Output all records precisely as written.

++++ MATERIAL SHOWN ++++

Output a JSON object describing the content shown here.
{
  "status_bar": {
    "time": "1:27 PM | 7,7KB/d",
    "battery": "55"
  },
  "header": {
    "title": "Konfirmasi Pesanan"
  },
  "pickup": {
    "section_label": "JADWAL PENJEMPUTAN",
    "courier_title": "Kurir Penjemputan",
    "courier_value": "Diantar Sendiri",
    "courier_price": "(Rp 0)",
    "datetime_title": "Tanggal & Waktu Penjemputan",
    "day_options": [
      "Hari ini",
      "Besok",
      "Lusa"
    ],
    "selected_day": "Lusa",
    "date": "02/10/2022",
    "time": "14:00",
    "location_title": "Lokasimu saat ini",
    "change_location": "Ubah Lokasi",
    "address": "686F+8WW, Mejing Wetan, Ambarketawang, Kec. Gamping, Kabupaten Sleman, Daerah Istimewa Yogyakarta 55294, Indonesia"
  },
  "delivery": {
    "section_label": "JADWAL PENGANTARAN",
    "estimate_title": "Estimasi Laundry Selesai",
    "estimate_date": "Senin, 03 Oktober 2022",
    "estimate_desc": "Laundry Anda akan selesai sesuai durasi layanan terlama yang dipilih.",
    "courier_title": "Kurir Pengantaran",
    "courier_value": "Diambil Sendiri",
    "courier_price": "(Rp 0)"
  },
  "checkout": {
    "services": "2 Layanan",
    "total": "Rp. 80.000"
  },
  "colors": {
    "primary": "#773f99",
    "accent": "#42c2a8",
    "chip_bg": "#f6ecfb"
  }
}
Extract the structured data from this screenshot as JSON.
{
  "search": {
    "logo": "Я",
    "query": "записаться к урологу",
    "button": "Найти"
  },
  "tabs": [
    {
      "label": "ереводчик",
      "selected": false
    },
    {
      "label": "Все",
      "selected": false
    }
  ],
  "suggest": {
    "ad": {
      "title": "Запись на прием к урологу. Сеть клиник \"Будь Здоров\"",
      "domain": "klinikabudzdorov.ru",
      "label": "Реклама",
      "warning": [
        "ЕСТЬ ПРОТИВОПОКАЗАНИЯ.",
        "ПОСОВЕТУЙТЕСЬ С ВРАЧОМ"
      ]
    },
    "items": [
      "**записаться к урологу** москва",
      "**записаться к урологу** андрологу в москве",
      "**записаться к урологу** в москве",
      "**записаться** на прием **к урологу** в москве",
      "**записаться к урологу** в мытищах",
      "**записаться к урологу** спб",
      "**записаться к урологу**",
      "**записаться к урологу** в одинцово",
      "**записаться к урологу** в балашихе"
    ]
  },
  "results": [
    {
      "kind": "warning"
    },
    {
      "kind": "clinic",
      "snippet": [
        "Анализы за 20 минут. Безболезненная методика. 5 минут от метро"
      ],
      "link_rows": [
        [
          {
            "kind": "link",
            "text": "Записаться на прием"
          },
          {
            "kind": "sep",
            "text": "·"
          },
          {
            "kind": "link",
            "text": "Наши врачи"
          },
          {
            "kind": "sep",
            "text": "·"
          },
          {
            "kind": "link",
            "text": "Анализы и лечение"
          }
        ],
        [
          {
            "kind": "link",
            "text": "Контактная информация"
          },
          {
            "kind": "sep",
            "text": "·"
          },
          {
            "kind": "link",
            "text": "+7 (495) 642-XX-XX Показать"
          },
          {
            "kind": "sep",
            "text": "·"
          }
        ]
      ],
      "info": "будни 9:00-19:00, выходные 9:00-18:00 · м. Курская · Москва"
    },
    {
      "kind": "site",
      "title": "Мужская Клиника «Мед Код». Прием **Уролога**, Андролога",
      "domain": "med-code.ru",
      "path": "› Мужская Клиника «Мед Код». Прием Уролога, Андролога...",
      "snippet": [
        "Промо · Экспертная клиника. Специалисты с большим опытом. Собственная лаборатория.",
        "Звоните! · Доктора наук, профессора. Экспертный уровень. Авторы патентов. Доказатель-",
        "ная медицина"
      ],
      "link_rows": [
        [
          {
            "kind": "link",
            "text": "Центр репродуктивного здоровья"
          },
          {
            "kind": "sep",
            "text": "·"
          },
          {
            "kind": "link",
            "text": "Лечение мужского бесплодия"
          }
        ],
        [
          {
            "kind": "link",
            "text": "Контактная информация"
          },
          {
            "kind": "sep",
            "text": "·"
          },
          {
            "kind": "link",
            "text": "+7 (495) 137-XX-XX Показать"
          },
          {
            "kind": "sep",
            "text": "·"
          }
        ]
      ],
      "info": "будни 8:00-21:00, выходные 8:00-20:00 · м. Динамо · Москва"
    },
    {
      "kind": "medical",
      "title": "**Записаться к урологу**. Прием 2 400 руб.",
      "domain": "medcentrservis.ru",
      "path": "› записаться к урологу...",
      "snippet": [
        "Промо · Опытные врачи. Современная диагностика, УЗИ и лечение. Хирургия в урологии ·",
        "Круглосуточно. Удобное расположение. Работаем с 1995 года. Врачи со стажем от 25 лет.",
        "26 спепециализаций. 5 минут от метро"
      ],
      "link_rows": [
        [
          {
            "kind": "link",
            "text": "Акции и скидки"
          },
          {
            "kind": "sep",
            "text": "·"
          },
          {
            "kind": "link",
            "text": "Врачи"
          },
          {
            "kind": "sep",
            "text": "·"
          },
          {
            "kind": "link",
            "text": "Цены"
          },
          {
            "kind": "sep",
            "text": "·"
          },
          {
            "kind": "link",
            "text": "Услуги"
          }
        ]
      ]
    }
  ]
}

++++

* _RESPONSE TO THIS TASK_:
Output a JSON object describing the content shown here.
{
  "status_bar": {
    "time": "1:27 PM | 7,7KB/d",
    "battery": "55"
  },
  "header": {
    "title": "Konfirmasi Pesanan"
  },
  "pickup": {
    "section_label": "JADWAL PENJEMPUTAN",
    "courier_title": "Kurir Penjemputan",
    "courier_value": "Diantar Sendiri",
    "courier_price": "(Rp 0)",
    "datetime_title": "Tanggal & Waktu Penjemputan",
    "day_options": [
      "Hari ini",
      "Besok",
      "Lusa"
    ],
    "selected_day": "Lusa",
    "date": "02/10/2022",
    "time": "14:00",
    "location_title": "Lokasimu saat ini",
    "change_location": "Ubah Lokasi",
    "address": "686F+8WW, Mejing Wetan, Ambarketawang, Kec. Gamping, Kabupaten Sleman, Daerah Istimewa Yogyakarta 55294, Indonesia"
  },
  "delivery": {
    "section_label": "JADWAL PENGANTARAN",
    "estimate_title": "Estimasi Laundry Selesai",
    "estimate_date": "Senin, 03 Oktober 2022",
    "estimate_desc": "Laundry Anda akan selesai sesuai durasi layanan terlama yang dipilih.",
    "courier_title": "Kurir Pengantaran",
    "courier_value": "Diambil Sendiri",
    "courier_price": "(Rp 0)"
  },
  "checkout": {
    "services": "2 Layanan",
    "total": "Rp. 80.000"
  },
  "colors": {
    "primary": "#773f99",
    "accent": "#42c2a8",
    "chip_bg": "#f6ecfb"
  }
}
Extract the structured data from this screenshot as JSON.
{
  "search": {
    "logo": "Я",
    "query": "записаться к урологу",
    "button": "Найти"
  },
  "tabs": [
    {
      "label": "ереводчик",
      "selected": false
    },
    {
      "label": "Все",
      "selected": false
    }
  ],
  "suggest": {
    "ad": {
      "title": "Запись на прием к урологу. Сеть клиник \"Будь Здоров\"",
      "domain": "klinikabudzdorov.ru",
      "label": "Реклама",
      "warning": [
        "ЕСТЬ ПРОТИВОПОКАЗАНИЯ.",
        "ПОСОВЕТУЙТЕСЬ С ВРАЧОМ"
      ]
    },
    "items": [
      "**записаться к урологу** москва",
      "**записаться к урологу** андрологу в москве",
      "**записаться к урологу** в москве",
      "**записаться** на прием **к урологу** в москве",
      "**записаться к урологу** в мытищах",
      "**записаться к урологу** спб",
      "**записаться к урологу**",
      "**записаться к урологу** в одинцово",
      "**записаться к урологу** в балашихе"
    ]
  },
  "results": [
    {
      "kind": "warning"
    },
    {
      "kind": "clinic",
      "snippet": [
        "Анализы за 20 минут. Безболезненная методика. 5 минут от метро"
      ],
      "link_rows": [
        [
          {
            "kind": "link",
            "text": "Записаться на прием"
          },
          {
            "kind": "sep",
            "text": "·"
          },
          {
            "kind": "link",
            "text": "Наши врачи"
          },
          {
            "kind": "sep",
            "text": "·"
          },
          {
            "kind": "link",
            "text": "Анализы и лечение"
          }
        ],
        [
          {
            "kind": "link",
            "text": "Контактная информация"
          },
          {
            "kind": "sep",
            "text": "·"
          },
          {
            "kind": "link",
            "text": "+7 (495) 642-XX-XX Показать"
          },
          {
            "kind": "sep",
            "text": "·"
          }
        ]
      ],
      "info": "будни 9:00-19:00, выходные 9:00-18:00 · м. Курская · Москва"
    },
    {
      "kind": "site",
      "title": "Мужская Клиника «Мед Код». Прием **Уролога**, Андролога",
      "domain": "med-code.ru",
      "path": "› Мужская Клиника «Мед Код». Прием Уролога, Андролога...",
      "snippet": [
        "Промо · Экспертная клиника. Специалисты с большим опытом. Собственная лаборатория.",
        "Звоните! · Доктора наук, профессора. Экспертный уровень. Авторы патентов. Доказатель-",
        "ная медицина"
      ],
      "link_rows": [
        [
          {
            "kind": "link",
            "text": "Центр репродуктивного здоровья"
          },
          {
            "kind": "sep",
            "text": "·"
          },
          {
            "kind": "link",
            "text": "Лечение мужского бесплодия"
          }
        ],
        [
          {
            "kind": "link",
            "text": "Контактная информация"
          },
          {
            "kind": "sep",
            "text": "·"
          },
          {
            "kind": "link",
            "text": "+7 (495) 137-XX-XX Показать"
          },
          {
            "kind": "sep",
            "text": "·"
          }
        ]
      ],
      "info": "будни 8:00-21:00, выходные 8:00-20:00 · м. Динамо · Москва"
    },
    {
      "kind": "medical",
      "title": "**Записаться к урологу**. Прием 2 400 руб.",
      "domain": "medcentrservis.ru",
      "path": "› записаться к урологу...",
      "snippet": [
        "Промо · Опытные врачи. Современная диагностика, УЗИ и лечение. Хирургия в урологии ·",
        "Круглосуточно. Удобное расположение. Работаем с 1995 года. Врачи со стажем от 25 лет.",
        "26 спепециализаций. 5 минут от метро"
      ],
      "link_rows": [
        [
          {
            "kind": "link",
            "text": "Акции и скидки"
          },
          {
            "kind": "sep",
            "text": "·"
          },
          {
            "kind": "link",
            "text": "Врачи"
          },
          {
            "kind": "sep",
            "text": "·"
          },
          {
            "kind": "link",
            "text": "Цены"
          },
          {
            "kind": "sep",
            "text": "·"
          },
          {
            "kind": "link",
            "text": "Услуги"
          }
        ]
      ]
    }
  ]
}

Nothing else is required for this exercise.